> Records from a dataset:
_____

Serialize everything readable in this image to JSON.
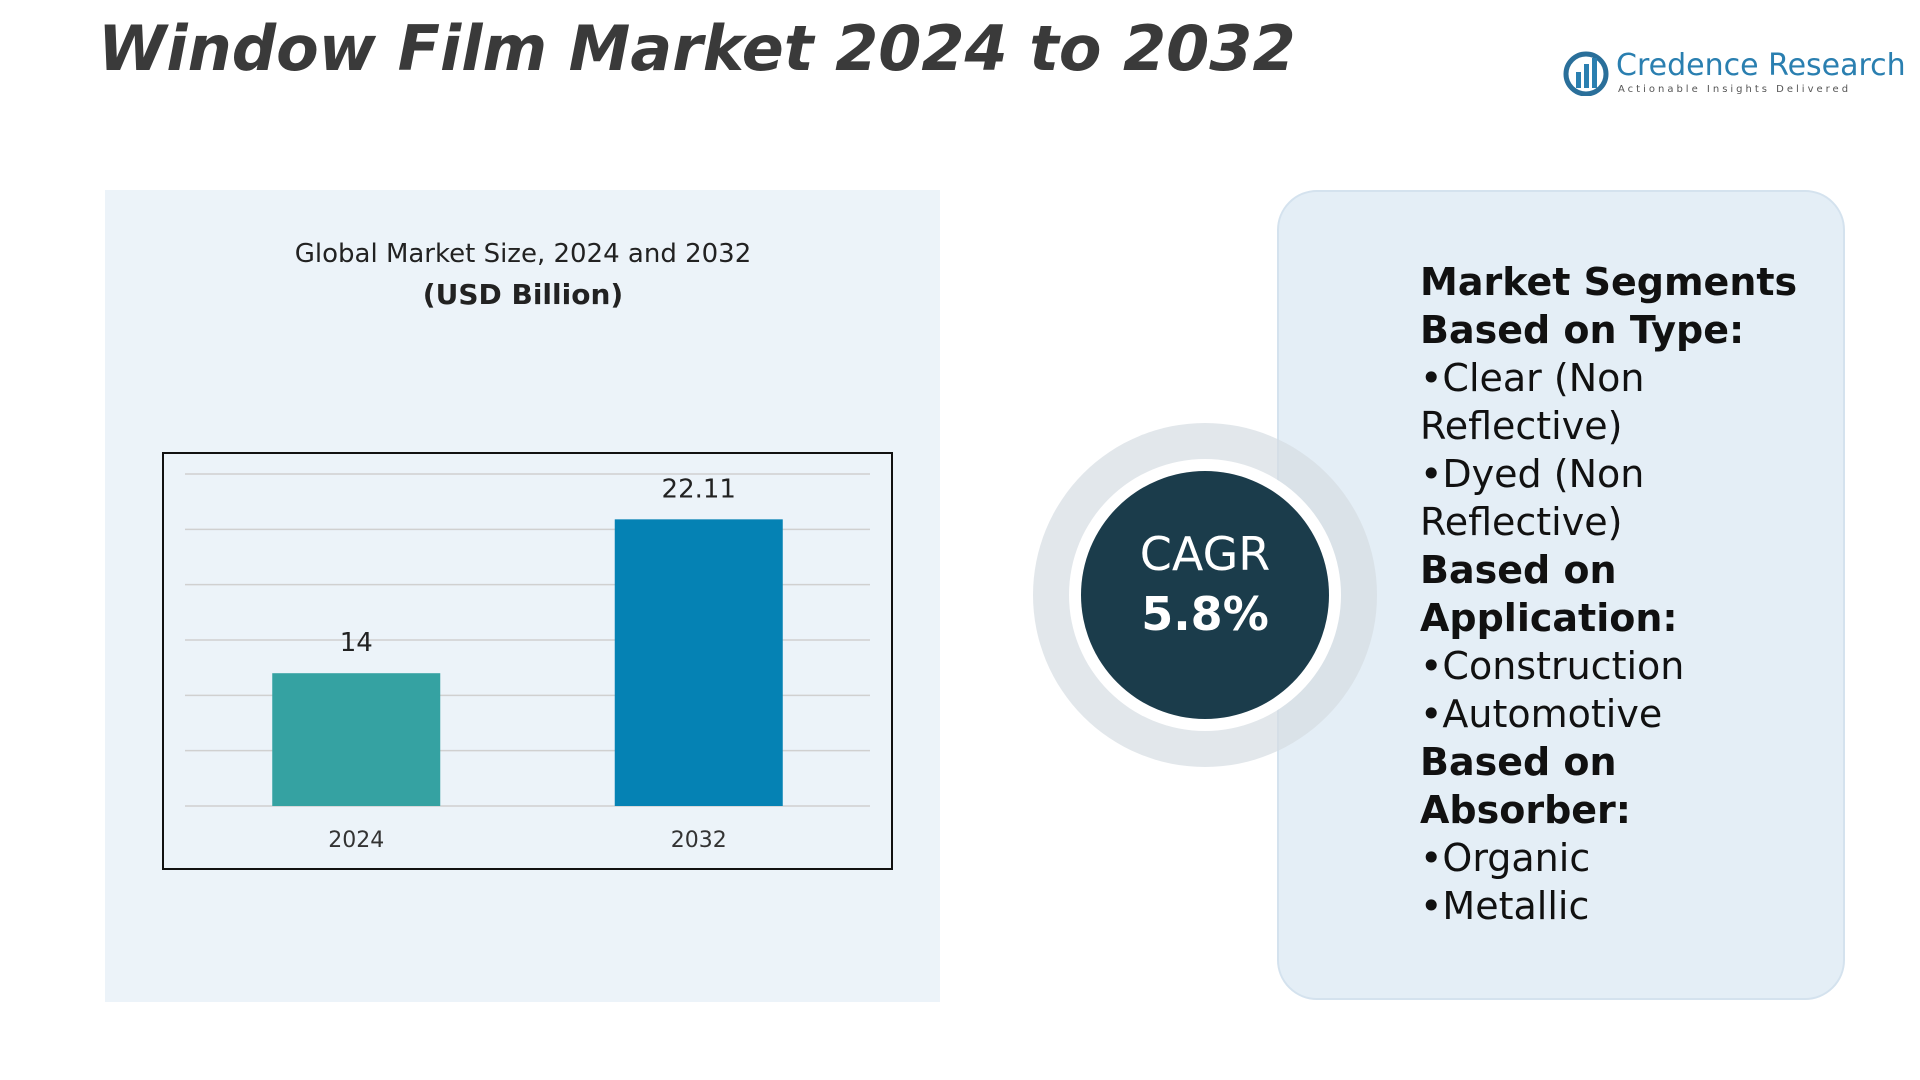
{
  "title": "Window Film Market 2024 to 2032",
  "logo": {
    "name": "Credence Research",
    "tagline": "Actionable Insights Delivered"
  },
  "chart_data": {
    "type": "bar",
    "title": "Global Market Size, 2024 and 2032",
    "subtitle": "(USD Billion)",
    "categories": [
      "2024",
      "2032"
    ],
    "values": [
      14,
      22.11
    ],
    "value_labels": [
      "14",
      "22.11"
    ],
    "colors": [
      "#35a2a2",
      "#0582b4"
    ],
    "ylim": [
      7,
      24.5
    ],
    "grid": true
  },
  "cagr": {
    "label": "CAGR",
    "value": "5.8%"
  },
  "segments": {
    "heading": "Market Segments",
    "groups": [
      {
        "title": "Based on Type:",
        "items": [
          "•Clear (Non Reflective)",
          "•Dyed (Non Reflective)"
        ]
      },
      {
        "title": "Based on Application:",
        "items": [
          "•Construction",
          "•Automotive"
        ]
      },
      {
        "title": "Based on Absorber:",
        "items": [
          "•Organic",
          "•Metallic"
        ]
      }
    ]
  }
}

_____

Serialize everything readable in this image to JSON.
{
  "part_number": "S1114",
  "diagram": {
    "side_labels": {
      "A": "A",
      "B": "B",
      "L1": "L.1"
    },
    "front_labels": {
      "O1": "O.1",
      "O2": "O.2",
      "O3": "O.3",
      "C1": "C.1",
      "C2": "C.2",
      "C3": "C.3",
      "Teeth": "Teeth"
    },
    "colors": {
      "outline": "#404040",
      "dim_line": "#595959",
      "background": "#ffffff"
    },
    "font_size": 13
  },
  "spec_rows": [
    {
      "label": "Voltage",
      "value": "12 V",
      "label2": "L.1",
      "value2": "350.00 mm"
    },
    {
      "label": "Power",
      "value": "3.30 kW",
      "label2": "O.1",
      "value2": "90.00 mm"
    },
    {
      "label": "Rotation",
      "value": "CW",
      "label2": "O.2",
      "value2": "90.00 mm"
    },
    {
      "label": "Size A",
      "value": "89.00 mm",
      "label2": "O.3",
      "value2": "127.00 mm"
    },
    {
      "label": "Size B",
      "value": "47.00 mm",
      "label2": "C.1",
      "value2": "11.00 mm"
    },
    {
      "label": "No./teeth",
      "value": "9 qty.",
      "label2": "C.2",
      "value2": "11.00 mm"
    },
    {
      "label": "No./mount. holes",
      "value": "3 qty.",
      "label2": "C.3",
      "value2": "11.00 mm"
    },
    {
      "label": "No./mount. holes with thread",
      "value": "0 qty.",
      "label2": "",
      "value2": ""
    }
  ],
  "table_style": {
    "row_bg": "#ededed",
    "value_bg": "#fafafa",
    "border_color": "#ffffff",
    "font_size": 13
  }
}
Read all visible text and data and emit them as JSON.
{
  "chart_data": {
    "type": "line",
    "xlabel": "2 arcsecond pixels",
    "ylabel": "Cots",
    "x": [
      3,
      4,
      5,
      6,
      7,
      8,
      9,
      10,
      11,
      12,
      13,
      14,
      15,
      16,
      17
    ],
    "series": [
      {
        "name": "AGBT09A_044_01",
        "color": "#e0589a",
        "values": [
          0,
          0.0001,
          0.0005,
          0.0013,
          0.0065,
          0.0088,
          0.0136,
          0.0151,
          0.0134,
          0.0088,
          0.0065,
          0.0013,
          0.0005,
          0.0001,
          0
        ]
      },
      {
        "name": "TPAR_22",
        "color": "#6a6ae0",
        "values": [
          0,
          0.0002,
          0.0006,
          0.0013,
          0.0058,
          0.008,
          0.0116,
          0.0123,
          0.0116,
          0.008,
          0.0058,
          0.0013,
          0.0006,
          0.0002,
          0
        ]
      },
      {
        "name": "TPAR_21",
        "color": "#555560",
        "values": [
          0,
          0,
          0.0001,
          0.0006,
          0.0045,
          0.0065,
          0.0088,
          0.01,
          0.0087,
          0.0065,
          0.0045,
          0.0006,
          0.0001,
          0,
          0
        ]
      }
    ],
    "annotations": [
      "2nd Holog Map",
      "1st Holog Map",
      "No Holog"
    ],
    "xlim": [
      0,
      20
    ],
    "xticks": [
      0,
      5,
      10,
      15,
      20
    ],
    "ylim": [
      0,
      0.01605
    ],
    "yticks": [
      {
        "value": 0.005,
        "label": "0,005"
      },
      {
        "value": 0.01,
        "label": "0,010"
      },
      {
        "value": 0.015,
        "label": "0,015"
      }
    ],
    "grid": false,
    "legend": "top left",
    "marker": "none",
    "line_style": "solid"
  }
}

_____

> EXERCISE TASK:
Copy out every line of the listing that contains the string "holes".

> REPLY:
      "label": "No./mount. holes",
      "label": "No./mount. holes with thread",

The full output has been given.